(begin)

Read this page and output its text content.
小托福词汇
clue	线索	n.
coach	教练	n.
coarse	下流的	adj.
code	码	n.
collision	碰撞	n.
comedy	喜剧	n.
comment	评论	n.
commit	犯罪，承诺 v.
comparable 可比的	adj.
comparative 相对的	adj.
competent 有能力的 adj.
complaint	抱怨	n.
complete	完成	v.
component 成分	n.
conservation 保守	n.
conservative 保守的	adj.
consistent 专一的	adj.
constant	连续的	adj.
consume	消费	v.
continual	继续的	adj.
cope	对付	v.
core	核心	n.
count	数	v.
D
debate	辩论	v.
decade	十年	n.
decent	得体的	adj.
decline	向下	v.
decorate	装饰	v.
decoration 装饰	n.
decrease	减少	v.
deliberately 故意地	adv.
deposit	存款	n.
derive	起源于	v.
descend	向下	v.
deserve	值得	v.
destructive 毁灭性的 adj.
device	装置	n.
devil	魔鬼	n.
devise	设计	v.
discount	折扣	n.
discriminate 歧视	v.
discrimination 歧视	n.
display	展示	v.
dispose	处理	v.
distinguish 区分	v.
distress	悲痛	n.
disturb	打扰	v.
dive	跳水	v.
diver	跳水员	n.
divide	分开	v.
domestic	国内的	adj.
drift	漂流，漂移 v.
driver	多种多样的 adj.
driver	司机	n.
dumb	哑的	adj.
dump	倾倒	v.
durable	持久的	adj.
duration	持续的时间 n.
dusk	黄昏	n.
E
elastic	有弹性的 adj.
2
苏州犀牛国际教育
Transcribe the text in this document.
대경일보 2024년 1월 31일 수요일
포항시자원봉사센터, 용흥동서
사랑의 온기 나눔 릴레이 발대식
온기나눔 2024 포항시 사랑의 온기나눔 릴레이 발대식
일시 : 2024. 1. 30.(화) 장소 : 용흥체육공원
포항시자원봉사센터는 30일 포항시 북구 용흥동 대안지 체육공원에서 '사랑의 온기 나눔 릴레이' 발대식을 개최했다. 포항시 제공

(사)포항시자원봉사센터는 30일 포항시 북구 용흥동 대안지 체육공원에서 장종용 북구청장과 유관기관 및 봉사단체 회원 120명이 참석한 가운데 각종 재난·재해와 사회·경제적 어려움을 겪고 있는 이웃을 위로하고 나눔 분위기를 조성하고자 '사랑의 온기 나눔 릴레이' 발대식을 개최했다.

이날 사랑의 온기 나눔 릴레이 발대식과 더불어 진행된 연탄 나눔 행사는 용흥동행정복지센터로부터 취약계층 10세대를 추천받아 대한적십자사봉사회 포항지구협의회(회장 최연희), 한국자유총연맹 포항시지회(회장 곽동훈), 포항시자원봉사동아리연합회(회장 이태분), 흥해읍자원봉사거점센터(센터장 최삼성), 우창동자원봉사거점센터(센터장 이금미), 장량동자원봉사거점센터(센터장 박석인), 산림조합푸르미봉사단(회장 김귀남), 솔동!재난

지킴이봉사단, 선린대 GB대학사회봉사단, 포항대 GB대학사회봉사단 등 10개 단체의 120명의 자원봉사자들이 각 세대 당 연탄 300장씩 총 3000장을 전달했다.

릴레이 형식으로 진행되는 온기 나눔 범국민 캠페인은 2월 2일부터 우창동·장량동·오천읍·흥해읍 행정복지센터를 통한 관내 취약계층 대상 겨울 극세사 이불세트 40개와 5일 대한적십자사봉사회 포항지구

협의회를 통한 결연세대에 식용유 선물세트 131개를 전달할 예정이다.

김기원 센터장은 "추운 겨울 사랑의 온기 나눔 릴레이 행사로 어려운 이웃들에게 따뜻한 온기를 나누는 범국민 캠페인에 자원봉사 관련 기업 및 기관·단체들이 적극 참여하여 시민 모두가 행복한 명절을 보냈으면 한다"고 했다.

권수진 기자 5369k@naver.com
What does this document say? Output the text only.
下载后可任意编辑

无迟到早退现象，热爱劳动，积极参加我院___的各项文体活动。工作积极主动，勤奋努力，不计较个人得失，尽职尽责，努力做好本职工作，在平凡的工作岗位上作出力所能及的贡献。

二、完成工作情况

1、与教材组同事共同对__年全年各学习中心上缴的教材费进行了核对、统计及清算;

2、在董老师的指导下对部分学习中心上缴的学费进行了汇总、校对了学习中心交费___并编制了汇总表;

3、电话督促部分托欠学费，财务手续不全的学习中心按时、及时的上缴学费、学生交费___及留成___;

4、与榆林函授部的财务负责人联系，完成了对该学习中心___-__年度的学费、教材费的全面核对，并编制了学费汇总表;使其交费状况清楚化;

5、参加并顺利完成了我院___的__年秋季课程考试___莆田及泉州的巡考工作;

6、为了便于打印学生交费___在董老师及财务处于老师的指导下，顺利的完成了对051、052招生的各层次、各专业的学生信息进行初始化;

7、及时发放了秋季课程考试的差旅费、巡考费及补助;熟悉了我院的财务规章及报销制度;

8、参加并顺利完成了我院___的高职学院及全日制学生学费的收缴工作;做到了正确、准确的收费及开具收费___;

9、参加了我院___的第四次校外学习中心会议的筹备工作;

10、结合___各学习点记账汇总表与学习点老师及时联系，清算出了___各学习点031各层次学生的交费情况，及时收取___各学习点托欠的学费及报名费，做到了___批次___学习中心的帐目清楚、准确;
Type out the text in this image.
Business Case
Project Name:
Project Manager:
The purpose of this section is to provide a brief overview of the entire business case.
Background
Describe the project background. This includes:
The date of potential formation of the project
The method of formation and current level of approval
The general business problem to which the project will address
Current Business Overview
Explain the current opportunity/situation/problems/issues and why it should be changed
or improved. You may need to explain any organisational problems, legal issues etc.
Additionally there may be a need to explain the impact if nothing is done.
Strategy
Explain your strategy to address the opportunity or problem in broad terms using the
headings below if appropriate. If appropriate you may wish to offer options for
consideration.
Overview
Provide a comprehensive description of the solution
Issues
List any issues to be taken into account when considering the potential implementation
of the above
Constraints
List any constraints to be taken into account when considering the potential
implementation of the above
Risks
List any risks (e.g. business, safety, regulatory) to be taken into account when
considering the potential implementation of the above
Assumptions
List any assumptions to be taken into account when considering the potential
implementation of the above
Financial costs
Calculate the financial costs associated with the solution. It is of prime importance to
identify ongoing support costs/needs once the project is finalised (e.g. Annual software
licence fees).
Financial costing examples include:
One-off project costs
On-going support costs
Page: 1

(end)

Task brief: Search the records for the string "text" and return every line in which it occurs.

Task answer:
Read this page and output its text content.
Transcribe the text in this document.
What does this document say? Output the text only.
Type out the text in this image.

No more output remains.